→ WHAT YOU WILL DO:
Your task is to reproduce the entries below word for word.

↓

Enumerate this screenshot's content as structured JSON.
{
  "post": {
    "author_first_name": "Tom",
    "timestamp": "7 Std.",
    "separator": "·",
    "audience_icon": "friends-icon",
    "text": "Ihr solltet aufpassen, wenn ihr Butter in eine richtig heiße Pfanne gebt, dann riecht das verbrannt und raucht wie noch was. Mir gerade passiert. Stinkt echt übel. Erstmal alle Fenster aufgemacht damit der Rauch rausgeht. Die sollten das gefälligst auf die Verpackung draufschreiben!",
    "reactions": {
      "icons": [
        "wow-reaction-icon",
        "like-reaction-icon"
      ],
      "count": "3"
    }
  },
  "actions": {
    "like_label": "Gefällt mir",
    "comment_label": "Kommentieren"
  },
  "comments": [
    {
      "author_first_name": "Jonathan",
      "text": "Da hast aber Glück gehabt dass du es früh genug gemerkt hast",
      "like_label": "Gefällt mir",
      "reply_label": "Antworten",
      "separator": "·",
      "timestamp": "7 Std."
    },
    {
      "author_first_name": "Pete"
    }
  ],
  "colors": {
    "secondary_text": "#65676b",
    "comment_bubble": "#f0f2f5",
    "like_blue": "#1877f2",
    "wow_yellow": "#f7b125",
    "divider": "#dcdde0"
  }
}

↑

→ SOLUTION FOR THIS PROBLEM:
Enumerate this screenshot's content as structured JSON.
{
  "post": {
    "author_first_name": "Tom",
    "timestamp": "7 Std.",
    "separator": "·",
    "audience_icon": "friends-icon",
    "text": "Ihr solltet aufpassen, wenn ihr Butter in eine richtig heiße Pfanne gebt, dann riecht das verbrannt und raucht wie noch was. Mir gerade passiert. Stinkt echt übel. Erstmal alle Fenster aufgemacht damit der Rauch rausgeht. Die sollten das gefälligst auf die Verpackung draufschreiben!",
    "reactions": {
      "icons": [
        "wow-reaction-icon",
        "like-reaction-icon"
      ],
      "count": "3"
    }
  },
  "actions": {
    "like_label": "Gefällt mir",
    "comment_label": "Kommentieren"
  },
  "comments": [
    {
      "author_first_name": "Jonathan",
      "text": "Da hast aber Glück gehabt dass du es früh genug gemerkt hast",
      "like_label": "Gefällt mir",
      "reply_label": "Antworten",
      "separator": "·",
      "timestamp": "7 Std."
    },
    {
      "author_first_name": "Pete"
    }
  ],
  "colors": {
    "secondary_text": "#65676b",
    "comment_bubble": "#f0f2f5",
    "like_blue": "#1877f2",
    "wow_yellow": "#f7b125",
    "divider": "#dcdde0"
  }
}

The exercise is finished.